══ Information given ══

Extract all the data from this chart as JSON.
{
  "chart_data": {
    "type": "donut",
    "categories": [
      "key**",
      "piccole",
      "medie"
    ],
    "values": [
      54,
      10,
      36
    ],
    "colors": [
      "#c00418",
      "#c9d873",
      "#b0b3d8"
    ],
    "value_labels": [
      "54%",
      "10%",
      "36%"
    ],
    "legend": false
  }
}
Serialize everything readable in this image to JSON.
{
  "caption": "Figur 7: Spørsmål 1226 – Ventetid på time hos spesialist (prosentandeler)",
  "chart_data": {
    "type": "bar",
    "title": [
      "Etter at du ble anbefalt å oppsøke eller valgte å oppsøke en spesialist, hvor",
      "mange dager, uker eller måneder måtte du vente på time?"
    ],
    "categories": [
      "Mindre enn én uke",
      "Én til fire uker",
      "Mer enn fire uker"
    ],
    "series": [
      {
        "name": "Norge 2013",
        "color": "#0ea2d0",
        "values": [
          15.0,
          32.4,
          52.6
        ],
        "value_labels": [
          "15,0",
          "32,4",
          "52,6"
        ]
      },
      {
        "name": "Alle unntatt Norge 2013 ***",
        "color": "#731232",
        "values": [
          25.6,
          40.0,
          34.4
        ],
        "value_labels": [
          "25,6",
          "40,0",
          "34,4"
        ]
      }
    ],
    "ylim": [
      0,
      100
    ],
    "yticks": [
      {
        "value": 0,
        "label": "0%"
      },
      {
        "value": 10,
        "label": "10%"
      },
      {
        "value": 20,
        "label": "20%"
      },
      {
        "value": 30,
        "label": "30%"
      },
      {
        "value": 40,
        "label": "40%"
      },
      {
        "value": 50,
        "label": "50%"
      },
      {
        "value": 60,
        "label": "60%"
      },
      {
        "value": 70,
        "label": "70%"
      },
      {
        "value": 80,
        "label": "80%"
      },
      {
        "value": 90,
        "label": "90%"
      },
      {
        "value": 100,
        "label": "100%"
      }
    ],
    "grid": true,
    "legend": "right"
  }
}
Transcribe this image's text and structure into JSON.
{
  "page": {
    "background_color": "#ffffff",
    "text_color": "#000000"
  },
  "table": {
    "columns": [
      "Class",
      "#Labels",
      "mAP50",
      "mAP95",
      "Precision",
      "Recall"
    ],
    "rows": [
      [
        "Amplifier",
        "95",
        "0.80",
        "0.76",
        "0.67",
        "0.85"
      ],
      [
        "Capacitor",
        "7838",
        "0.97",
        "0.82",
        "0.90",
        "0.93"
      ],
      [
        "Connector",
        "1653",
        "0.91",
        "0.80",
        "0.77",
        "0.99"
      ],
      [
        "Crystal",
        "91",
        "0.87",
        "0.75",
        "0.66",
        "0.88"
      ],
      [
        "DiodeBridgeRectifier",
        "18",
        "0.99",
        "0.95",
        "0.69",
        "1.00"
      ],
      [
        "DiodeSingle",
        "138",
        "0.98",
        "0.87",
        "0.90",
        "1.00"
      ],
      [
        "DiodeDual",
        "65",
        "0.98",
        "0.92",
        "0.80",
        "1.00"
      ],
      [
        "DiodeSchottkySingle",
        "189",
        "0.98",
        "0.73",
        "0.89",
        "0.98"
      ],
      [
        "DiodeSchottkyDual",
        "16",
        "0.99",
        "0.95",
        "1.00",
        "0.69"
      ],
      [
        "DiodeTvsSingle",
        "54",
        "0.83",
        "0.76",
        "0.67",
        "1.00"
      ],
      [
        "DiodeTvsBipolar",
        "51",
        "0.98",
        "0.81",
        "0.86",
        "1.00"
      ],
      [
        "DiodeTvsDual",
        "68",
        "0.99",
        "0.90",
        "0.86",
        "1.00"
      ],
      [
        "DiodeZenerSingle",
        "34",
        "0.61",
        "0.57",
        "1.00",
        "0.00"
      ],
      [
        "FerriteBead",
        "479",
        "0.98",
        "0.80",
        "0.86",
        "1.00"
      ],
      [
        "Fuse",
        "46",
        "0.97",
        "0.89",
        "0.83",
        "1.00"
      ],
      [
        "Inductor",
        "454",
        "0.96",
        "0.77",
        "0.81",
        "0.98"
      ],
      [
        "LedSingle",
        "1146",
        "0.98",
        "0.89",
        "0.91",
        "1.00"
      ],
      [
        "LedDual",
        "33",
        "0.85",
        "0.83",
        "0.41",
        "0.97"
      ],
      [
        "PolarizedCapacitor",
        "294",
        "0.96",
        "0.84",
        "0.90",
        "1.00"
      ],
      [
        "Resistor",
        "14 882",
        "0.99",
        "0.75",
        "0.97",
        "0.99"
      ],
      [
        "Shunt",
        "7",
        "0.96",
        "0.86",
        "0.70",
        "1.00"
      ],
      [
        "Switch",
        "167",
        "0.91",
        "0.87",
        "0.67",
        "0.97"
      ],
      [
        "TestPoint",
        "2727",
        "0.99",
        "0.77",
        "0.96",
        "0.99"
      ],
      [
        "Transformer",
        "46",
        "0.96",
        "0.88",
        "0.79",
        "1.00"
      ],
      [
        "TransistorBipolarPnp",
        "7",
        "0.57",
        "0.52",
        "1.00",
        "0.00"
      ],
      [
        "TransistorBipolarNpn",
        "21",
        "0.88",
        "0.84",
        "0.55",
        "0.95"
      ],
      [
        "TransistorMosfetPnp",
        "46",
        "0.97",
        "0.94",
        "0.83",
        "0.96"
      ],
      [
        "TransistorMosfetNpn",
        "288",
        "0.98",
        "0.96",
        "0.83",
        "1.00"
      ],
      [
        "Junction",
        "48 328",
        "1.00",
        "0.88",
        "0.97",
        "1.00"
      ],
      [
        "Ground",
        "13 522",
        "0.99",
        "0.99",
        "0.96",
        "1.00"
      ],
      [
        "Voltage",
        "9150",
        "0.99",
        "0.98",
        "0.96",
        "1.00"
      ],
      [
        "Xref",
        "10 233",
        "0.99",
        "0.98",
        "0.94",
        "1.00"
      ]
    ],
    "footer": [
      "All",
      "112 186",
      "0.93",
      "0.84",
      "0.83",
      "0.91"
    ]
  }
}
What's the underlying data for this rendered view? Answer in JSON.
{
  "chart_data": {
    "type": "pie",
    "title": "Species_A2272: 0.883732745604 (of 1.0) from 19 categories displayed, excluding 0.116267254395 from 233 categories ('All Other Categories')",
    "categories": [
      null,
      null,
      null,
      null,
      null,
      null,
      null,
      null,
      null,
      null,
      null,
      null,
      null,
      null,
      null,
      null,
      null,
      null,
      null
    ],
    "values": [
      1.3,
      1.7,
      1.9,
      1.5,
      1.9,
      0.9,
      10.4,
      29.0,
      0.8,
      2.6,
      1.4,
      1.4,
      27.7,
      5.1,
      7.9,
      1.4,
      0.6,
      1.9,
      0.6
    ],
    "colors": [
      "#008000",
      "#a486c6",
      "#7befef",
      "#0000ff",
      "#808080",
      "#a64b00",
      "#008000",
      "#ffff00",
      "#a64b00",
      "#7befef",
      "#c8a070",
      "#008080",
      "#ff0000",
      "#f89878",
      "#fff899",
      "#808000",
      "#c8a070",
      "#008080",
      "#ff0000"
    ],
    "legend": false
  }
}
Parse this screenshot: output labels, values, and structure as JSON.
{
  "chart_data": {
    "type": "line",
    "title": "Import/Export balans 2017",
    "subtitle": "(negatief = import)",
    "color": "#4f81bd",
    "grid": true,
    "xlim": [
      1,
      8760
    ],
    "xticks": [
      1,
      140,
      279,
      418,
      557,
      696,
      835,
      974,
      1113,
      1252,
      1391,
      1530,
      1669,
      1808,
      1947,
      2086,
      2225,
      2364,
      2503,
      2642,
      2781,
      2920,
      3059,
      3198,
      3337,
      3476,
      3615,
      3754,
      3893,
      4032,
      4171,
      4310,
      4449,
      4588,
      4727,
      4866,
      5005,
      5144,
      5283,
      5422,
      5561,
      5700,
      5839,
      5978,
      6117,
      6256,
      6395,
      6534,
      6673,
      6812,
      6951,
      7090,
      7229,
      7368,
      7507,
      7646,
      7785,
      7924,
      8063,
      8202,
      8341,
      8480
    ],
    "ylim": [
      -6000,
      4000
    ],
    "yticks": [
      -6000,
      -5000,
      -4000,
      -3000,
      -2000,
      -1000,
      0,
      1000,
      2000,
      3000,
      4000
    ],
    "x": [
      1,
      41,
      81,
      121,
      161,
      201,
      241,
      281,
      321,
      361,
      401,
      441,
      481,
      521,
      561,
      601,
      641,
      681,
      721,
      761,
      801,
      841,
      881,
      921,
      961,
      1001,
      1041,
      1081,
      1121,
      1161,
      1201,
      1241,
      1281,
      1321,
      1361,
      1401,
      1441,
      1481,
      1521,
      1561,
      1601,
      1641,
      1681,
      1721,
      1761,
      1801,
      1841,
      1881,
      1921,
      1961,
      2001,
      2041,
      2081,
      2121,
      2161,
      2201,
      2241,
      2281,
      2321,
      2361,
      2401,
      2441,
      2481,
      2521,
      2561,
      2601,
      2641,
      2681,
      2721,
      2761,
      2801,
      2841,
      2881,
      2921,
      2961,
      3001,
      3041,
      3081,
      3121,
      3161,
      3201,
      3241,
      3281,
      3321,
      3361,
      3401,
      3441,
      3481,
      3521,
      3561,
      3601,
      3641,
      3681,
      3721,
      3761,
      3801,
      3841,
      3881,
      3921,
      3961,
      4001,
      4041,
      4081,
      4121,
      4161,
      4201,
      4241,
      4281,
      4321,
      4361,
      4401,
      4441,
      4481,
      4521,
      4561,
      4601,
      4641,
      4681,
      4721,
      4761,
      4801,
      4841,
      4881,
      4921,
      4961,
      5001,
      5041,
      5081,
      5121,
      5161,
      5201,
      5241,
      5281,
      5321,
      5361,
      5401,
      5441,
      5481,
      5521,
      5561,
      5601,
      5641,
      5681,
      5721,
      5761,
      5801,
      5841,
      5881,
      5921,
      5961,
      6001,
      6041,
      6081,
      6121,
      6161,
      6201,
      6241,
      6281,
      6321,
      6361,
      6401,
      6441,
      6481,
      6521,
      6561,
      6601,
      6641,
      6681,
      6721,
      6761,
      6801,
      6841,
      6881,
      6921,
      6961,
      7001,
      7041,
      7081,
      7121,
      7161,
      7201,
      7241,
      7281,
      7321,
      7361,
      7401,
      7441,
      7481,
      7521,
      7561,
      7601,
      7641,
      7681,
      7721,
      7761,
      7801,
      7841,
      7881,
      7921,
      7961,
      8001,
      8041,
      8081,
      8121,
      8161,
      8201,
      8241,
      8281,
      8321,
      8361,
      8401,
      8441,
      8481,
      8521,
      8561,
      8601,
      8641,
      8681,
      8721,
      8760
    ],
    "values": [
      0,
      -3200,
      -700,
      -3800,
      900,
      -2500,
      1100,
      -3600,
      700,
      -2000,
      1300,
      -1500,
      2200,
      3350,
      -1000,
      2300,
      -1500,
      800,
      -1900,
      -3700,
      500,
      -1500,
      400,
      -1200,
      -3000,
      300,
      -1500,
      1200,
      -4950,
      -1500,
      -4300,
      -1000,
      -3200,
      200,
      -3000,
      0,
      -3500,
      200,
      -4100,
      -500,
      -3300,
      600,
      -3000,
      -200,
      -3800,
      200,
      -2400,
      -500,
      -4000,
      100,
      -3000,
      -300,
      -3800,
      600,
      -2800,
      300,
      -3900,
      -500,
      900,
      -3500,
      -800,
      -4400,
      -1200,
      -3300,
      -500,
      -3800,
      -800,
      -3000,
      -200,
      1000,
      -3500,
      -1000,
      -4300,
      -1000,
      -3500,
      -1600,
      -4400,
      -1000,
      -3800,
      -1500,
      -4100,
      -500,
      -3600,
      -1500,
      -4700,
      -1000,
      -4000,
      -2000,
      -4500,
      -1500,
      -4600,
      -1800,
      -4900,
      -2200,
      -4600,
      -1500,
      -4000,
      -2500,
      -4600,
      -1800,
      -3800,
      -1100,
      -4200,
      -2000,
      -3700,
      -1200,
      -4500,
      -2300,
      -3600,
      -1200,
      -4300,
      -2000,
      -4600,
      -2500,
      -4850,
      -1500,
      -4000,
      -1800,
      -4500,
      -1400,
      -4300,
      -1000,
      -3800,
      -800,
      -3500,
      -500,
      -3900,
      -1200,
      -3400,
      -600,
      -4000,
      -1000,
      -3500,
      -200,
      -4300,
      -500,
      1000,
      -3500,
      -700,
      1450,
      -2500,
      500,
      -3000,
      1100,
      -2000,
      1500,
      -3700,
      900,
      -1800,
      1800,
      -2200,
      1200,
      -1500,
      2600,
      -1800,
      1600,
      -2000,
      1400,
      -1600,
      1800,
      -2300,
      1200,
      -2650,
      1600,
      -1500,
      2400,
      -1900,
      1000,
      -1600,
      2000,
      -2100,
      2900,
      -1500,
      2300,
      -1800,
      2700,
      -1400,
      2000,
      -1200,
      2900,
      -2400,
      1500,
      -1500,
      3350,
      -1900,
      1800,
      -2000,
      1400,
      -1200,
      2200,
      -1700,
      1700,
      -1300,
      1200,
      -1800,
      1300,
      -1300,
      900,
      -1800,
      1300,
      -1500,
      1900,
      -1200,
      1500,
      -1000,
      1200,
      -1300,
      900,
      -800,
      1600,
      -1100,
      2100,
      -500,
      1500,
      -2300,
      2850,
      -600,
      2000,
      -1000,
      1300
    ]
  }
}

═══

## Prompt
Return every line above in which the string "this" occurs.

## Expected answer
Extract all the data from this chart as JSON.
Serialize everything readable in this image to JSON.
Transcribe this image's text and structure into JSON.
What's the underlying data for this rendered view? Answer in JSON.
Parse this screenshot: output labels, values, and structure as JSON.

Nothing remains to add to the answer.